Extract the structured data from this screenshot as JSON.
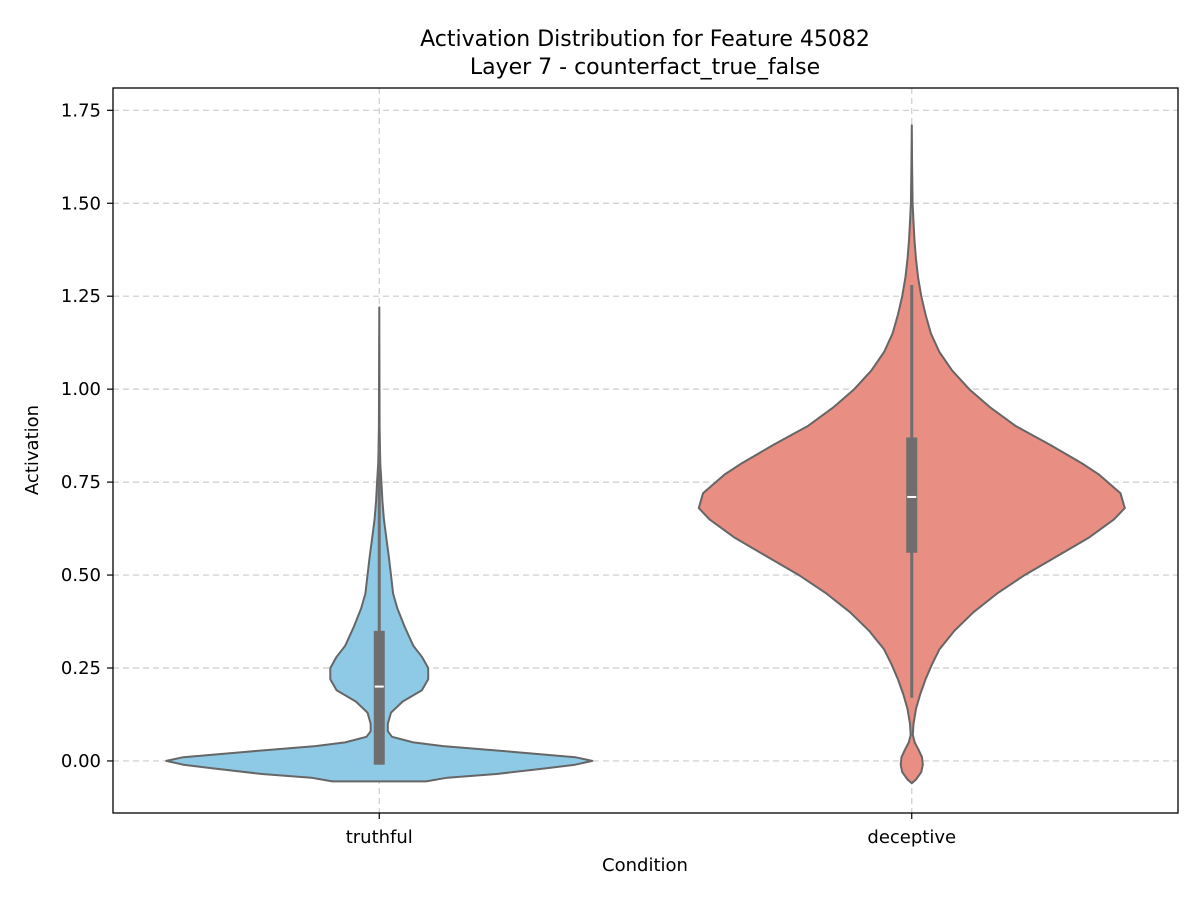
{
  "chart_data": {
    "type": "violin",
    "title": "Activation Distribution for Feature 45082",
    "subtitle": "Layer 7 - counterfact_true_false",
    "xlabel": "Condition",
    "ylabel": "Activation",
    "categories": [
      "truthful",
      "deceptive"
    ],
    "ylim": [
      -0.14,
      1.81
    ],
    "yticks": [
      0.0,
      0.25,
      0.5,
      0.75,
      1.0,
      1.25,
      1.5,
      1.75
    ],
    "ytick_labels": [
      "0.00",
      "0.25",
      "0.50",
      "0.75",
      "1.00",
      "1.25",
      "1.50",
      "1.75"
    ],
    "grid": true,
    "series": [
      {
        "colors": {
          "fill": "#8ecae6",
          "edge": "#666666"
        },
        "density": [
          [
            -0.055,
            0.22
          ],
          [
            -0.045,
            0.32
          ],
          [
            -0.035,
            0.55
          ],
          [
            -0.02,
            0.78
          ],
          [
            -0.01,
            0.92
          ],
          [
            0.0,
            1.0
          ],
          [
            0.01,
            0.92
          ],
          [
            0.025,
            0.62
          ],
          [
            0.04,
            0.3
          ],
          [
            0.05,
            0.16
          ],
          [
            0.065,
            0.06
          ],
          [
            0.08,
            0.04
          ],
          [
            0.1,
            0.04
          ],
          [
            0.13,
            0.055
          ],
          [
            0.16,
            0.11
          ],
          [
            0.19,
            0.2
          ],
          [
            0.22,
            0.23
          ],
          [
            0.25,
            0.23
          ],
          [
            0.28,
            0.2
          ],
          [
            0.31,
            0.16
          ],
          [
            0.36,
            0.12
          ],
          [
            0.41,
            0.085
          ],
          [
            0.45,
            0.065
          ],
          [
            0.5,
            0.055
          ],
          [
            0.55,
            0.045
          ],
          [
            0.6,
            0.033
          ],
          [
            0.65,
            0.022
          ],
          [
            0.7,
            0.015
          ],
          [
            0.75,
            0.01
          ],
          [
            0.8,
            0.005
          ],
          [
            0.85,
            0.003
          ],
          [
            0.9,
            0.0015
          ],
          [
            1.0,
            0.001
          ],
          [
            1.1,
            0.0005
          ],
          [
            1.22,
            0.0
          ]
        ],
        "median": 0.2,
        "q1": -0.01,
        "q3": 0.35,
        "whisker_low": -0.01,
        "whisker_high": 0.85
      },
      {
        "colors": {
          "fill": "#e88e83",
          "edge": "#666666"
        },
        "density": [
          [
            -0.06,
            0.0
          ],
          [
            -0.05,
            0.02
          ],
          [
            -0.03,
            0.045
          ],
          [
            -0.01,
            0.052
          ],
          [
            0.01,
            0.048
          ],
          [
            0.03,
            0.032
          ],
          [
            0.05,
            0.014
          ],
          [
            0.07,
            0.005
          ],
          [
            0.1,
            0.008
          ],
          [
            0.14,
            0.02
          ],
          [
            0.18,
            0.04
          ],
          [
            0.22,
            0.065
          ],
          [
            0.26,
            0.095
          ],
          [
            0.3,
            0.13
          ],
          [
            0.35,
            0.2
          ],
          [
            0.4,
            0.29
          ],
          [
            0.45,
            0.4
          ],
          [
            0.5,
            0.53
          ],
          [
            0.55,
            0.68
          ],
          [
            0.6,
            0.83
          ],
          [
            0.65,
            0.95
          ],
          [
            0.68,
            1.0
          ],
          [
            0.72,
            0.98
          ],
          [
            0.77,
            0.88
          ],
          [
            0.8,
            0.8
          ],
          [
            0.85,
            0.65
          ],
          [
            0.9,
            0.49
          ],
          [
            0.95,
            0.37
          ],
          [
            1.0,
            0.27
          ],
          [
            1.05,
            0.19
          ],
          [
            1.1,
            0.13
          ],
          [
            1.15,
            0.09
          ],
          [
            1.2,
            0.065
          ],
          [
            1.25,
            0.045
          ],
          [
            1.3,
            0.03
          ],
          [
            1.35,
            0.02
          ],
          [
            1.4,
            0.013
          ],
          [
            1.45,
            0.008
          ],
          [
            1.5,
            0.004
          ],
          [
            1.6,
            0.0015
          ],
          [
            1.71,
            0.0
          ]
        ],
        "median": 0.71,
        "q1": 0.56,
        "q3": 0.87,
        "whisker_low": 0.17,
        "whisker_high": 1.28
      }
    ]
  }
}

=== EXERCISE GOAL ===
Omit the images and transcribe all of the records above word for word.

=== WRITTEN ANSWER ===
Extract the structured data from this screenshot as JSON.
{
  "chart_data": {
    "type": "violin",
    "title": "Activation Distribution for Feature 45082",
    "subtitle": "Layer 7 - counterfact_true_false",
    "xlabel": "Condition",
    "ylabel": "Activation",
    "categories": [
      "truthful",
      "deceptive"
    ],
    "ylim": [
      -0.14,
      1.81
    ],
    "yticks": [
      0.0,
      0.25,
      0.5,
      0.75,
      1.0,
      1.25,
      1.5,
      1.75
    ],
    "ytick_labels": [
      "0.00",
      "0.25",
      "0.50",
      "0.75",
      "1.00",
      "1.25",
      "1.50",
      "1.75"
    ],
    "grid": true,
    "series": [
      {
        "colors": {
          "fill": "#8ecae6",
          "edge": "#666666"
        },
        "density": [
          [
            -0.055,
            0.22
          ],
          [
            -0.045,
            0.32
          ],
          [
            -0.035,
            0.55
          ],
          [
            -0.02,
            0.78
          ],
          [
            -0.01,
            0.92
          ],
          [
            0.0,
            1.0
          ],
          [
            0.01,
            0.92
          ],
          [
            0.025,
            0.62
          ],
          [
            0.04,
            0.3
          ],
          [
            0.05,
            0.16
          ],
          [
            0.065,
            0.06
          ],
          [
            0.08,
            0.04
          ],
          [
            0.1,
            0.04
          ],
          [
            0.13,
            0.055
          ],
          [
            0.16,
            0.11
          ],
          [
            0.19,
            0.2
          ],
          [
            0.22,
            0.23
          ],
          [
            0.25,
            0.23
          ],
          [
            0.28,
            0.2
          ],
          [
            0.31,
            0.16
          ],
          [
            0.36,
            0.12
          ],
          [
            0.41,
            0.085
          ],
          [
            0.45,
            0.065
          ],
          [
            0.5,
            0.055
          ],
          [
            0.55,
            0.045
          ],
          [
            0.6,
            0.033
          ],
          [
            0.65,
            0.022
          ],
          [
            0.7,
            0.015
          ],
          [
            0.75,
            0.01
          ],
          [
            0.8,
            0.005
          ],
          [
            0.85,
            0.003
          ],
          [
            0.9,
            0.0015
          ],
          [
            1.0,
            0.001
          ],
          [
            1.1,
            0.0005
          ],
          [
            1.22,
            0.0
          ]
        ],
        "median": 0.2,
        "q1": -0.01,
        "q3": 0.35,
        "whisker_low": -0.01,
        "whisker_high": 0.85
      },
      {
        "colors": {
          "fill": "#e88e83",
          "edge": "#666666"
        },
        "density": [
          [
            -0.06,
            0.0
          ],
          [
            -0.05,
            0.02
          ],
          [
            -0.03,
            0.045
          ],
          [
            -0.01,
            0.052
          ],
          [
            0.01,
            0.048
          ],
          [
            0.03,
            0.032
          ],
          [
            0.05,
            0.014
          ],
          [
            0.07,
            0.005
          ],
          [
            0.1,
            0.008
          ],
          [
            0.14,
            0.02
          ],
          [
            0.18,
            0.04
          ],
          [
            0.22,
            0.065
          ],
          [
            0.26,
            0.095
          ],
          [
            0.3,
            0.13
          ],
          [
            0.35,
            0.2
          ],
          [
            0.4,
            0.29
          ],
          [
            0.45,
            0.4
          ],
          [
            0.5,
            0.53
          ],
          [
            0.55,
            0.68
          ],
          [
            0.6,
            0.83
          ],
          [
            0.65,
            0.95
          ],
          [
            0.68,
            1.0
          ],
          [
            0.72,
            0.98
          ],
          [
            0.77,
            0.88
          ],
          [
            0.8,
            0.8
          ],
          [
            0.85,
            0.65
          ],
          [
            0.9,
            0.49
          ],
          [
            0.95,
            0.37
          ],
          [
            1.0,
            0.27
          ],
          [
            1.05,
            0.19
          ],
          [
            1.1,
            0.13
          ],
          [
            1.15,
            0.09
          ],
          [
            1.2,
            0.065
          ],
          [
            1.25,
            0.045
          ],
          [
            1.3,
            0.03
          ],
          [
            1.35,
            0.02
          ],
          [
            1.4,
            0.013
          ],
          [
            1.45,
            0.008
          ],
          [
            1.5,
            0.004
          ],
          [
            1.6,
            0.0015
          ],
          [
            1.71,
            0.0
          ]
        ],
        "median": 0.71,
        "q1": 0.56,
        "q3": 0.87,
        "whisker_low": 0.17,
        "whisker_high": 1.28
      }
    ]
  }
}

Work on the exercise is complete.